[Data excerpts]
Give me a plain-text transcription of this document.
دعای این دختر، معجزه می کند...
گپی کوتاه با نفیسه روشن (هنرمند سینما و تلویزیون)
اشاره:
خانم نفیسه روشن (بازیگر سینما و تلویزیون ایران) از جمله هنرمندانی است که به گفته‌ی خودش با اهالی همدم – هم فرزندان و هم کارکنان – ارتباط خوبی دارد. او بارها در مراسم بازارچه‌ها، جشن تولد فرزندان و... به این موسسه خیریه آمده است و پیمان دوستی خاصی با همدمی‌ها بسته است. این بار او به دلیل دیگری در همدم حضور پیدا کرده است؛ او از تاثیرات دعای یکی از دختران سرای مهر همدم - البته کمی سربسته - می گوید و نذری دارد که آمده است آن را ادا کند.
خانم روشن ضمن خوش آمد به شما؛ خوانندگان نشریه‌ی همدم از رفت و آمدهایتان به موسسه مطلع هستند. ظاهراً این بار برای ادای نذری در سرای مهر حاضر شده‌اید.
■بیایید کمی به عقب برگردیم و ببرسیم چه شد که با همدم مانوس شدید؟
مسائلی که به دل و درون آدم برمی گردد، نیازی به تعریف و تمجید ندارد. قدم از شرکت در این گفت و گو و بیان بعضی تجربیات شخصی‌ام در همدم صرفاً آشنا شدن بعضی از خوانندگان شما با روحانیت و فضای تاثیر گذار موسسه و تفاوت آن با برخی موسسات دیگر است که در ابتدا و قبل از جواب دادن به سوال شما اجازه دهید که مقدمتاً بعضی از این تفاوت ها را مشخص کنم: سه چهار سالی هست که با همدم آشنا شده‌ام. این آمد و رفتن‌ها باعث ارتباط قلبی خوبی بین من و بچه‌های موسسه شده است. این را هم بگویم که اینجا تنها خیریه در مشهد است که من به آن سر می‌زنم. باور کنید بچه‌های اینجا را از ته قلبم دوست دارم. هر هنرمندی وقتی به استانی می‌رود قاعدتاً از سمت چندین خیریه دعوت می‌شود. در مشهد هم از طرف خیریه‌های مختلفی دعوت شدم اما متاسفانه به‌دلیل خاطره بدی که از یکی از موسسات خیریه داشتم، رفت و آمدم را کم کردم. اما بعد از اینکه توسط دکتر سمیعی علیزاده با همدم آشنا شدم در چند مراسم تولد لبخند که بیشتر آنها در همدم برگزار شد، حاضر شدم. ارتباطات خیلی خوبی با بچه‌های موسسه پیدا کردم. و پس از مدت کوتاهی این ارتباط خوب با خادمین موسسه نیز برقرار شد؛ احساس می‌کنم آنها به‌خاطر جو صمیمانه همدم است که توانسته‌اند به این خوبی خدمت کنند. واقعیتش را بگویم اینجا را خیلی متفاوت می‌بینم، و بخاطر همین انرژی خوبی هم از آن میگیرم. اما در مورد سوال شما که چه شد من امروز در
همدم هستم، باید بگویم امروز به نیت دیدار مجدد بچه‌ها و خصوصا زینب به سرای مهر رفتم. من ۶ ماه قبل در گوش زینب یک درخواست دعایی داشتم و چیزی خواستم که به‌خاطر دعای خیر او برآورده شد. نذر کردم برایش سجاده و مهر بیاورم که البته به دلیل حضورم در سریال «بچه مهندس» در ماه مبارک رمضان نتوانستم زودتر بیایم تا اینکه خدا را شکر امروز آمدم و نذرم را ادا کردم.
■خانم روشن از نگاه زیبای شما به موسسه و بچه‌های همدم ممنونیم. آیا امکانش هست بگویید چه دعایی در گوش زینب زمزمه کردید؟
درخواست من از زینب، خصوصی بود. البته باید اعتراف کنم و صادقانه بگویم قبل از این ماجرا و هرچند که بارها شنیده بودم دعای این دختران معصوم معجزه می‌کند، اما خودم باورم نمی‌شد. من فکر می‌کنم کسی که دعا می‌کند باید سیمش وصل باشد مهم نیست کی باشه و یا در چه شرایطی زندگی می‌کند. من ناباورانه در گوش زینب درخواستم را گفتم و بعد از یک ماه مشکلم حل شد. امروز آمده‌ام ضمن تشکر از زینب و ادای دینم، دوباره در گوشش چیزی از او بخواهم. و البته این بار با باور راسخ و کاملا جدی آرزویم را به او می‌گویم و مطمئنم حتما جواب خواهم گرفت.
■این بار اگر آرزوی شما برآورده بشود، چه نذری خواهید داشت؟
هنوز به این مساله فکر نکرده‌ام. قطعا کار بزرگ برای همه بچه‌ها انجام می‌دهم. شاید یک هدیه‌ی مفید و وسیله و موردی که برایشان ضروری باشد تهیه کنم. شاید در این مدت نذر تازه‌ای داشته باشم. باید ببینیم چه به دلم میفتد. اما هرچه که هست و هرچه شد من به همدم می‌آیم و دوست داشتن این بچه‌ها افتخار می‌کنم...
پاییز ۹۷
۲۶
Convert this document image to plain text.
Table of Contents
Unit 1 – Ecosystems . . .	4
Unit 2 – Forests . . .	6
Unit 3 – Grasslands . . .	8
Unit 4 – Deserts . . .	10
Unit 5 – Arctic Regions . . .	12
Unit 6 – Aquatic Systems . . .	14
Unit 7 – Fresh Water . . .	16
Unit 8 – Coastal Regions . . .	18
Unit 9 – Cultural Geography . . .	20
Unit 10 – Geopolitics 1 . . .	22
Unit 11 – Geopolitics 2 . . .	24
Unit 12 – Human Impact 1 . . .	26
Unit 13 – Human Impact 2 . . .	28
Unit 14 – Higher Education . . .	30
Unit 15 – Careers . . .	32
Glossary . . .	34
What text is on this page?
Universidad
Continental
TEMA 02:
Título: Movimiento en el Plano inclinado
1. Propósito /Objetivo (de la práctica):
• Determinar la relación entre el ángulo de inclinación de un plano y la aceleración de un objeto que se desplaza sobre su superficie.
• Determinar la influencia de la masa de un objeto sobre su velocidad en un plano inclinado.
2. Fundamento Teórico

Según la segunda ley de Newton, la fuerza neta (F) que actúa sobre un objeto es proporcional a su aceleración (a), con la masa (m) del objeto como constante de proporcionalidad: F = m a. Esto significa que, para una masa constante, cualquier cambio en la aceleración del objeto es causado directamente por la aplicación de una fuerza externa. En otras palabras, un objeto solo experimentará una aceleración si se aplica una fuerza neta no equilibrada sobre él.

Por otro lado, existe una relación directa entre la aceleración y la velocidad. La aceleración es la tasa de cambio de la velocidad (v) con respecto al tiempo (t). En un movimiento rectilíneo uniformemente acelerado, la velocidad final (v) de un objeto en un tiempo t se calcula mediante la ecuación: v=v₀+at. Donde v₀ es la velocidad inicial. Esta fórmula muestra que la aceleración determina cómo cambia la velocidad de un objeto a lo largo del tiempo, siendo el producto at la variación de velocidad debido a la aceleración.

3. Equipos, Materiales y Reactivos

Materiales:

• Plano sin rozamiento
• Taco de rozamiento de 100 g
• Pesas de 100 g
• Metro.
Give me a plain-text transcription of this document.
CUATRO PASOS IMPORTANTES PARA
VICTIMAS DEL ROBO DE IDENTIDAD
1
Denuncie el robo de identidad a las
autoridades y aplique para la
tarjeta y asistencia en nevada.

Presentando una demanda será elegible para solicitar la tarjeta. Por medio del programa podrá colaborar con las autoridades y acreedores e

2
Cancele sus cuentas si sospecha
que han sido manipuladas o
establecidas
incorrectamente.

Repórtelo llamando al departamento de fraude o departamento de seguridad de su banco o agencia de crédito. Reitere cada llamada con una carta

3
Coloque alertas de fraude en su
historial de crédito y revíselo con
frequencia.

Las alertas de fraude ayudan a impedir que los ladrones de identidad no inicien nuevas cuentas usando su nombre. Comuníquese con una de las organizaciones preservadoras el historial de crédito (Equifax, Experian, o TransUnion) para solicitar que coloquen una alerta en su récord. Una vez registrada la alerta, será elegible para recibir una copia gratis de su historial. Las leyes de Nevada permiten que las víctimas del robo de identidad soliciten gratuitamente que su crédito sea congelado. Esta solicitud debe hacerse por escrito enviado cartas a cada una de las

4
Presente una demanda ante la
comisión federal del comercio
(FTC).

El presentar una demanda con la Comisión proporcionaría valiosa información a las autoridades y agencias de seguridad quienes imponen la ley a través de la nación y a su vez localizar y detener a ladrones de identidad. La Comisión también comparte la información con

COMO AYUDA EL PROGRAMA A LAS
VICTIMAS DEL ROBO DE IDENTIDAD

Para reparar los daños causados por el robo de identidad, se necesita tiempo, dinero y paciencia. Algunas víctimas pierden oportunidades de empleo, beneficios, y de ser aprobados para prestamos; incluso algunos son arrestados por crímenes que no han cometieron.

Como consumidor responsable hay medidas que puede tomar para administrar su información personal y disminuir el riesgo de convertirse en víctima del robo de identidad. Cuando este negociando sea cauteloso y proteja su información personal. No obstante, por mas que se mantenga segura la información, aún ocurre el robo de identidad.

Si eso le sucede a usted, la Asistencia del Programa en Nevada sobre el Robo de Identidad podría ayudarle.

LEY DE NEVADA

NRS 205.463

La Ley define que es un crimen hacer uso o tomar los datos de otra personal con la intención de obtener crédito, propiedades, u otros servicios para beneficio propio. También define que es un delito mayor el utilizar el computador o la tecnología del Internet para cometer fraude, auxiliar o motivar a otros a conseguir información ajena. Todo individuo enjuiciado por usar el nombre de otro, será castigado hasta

• _Directive_:
Copy each line that holds the word "Impact".

• _Written solution_:
Unit 12 – Human Impact 1 . . .	26
Unit 13 – Human Impact 2 . . .	28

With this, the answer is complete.